Task description: Copy all lines that contain the word "flashes".
==== Material for this task ====
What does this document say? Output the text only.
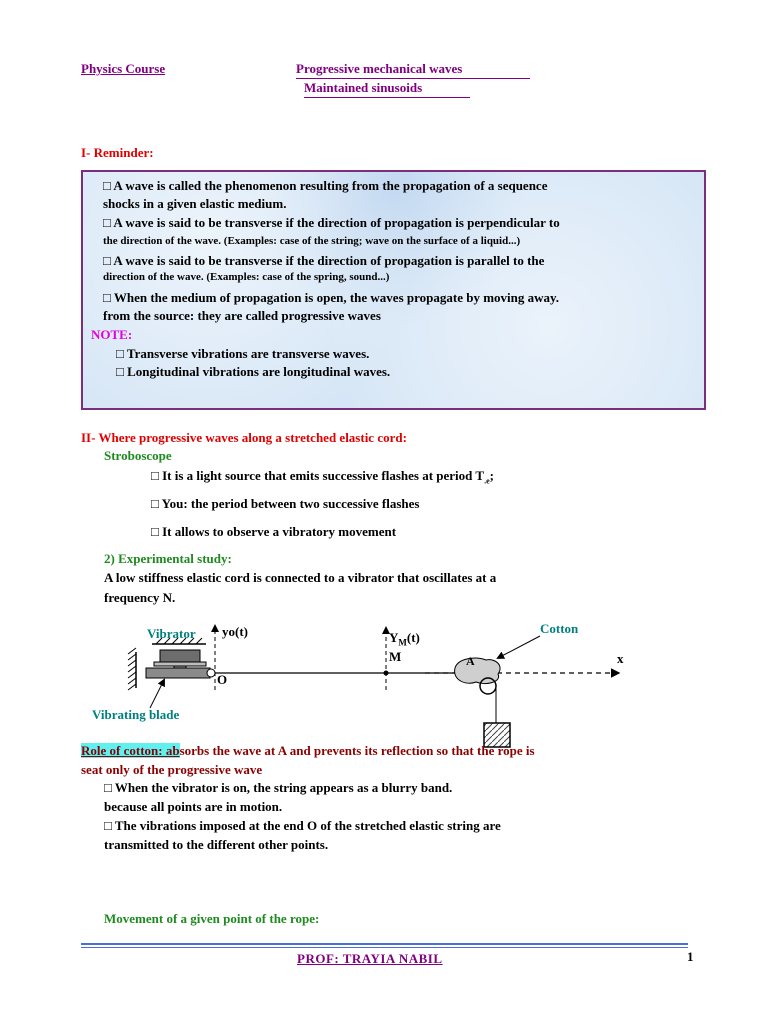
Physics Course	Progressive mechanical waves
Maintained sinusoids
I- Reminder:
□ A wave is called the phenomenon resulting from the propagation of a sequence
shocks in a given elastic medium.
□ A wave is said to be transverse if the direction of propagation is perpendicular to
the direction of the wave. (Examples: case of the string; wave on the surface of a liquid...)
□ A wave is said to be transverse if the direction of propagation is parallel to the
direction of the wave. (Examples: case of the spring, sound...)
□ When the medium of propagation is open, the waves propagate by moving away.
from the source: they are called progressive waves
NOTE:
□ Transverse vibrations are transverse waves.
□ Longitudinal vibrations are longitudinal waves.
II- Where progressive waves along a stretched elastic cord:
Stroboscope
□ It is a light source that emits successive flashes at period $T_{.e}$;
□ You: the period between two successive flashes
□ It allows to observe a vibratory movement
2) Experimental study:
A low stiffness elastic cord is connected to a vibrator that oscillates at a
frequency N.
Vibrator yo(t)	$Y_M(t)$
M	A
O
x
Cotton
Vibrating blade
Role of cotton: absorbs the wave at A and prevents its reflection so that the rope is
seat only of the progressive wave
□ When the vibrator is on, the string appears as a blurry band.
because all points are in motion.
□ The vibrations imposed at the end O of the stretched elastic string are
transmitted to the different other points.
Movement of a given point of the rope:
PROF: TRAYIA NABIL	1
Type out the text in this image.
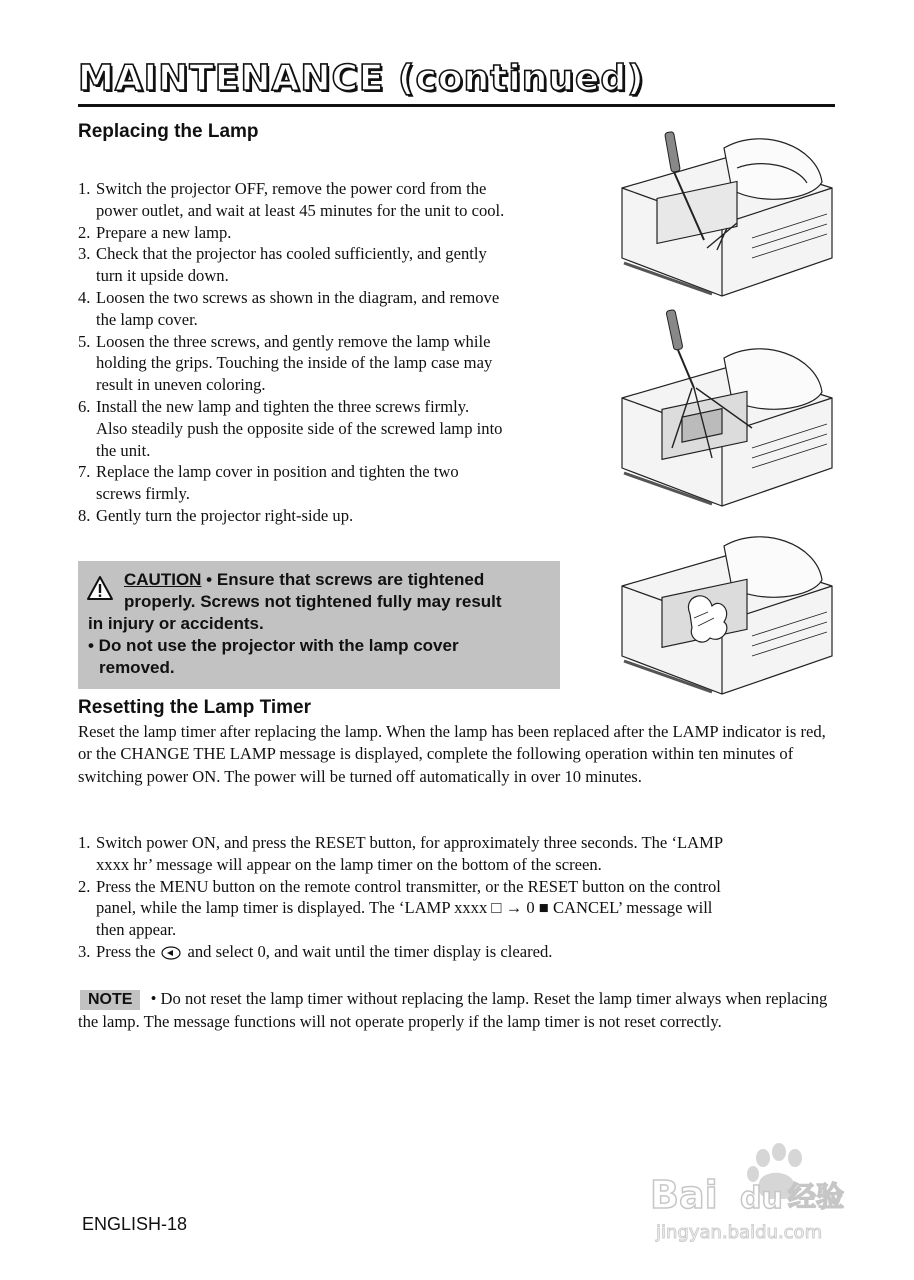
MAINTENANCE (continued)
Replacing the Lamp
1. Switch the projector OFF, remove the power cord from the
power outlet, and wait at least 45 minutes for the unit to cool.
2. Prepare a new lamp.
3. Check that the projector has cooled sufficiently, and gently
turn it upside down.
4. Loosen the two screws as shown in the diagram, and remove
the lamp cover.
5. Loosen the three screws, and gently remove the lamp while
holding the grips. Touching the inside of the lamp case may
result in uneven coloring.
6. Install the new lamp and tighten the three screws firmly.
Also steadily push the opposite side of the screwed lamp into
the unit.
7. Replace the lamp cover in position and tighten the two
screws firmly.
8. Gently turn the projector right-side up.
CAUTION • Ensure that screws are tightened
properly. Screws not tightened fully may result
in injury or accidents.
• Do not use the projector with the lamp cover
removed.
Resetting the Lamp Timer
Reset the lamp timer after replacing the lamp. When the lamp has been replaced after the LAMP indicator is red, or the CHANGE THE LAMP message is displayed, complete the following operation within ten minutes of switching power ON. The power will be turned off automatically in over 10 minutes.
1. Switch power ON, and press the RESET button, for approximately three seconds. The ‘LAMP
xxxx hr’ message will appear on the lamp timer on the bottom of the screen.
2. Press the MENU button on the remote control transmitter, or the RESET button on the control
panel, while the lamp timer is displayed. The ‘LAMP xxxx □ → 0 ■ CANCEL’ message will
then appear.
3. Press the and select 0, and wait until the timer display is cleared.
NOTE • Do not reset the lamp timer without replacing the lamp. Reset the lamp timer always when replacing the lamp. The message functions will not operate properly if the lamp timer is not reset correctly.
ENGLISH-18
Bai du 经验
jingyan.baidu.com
====
==== Material for this task ====
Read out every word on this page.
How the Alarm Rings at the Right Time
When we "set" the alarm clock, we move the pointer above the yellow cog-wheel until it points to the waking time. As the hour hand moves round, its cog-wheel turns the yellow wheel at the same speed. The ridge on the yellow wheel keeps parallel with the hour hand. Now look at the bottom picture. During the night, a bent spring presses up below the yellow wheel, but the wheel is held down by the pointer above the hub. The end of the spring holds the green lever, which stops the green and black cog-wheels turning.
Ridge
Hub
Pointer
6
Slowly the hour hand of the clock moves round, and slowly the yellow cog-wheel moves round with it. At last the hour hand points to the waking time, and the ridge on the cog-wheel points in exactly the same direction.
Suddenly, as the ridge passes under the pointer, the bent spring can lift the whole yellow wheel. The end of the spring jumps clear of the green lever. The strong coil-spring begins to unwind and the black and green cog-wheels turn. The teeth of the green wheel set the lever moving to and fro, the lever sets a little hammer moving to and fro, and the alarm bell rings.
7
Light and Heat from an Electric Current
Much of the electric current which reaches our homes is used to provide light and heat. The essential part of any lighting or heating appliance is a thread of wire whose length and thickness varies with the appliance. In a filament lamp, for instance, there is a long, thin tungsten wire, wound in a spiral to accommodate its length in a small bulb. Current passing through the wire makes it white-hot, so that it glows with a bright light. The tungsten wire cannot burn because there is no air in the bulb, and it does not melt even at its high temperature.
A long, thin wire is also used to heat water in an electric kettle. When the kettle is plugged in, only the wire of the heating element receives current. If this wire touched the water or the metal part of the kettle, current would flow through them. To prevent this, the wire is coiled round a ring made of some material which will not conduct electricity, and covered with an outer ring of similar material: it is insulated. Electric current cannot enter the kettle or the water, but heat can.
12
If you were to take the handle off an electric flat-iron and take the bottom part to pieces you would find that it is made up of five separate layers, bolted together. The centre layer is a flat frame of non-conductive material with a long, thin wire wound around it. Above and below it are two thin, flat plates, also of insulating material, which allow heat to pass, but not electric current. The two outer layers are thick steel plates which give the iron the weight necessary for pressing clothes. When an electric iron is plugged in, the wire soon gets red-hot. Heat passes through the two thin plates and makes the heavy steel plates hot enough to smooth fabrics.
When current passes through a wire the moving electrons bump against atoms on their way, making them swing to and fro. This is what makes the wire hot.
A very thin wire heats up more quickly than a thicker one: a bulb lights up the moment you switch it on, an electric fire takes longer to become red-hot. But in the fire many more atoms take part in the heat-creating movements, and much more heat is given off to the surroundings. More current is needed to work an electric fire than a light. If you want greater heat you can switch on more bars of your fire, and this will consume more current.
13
====
Solution to this exercise:
□ It is a light source that emits successive flashes at period $T_{.e}$;
□ You: the period between two successive flashes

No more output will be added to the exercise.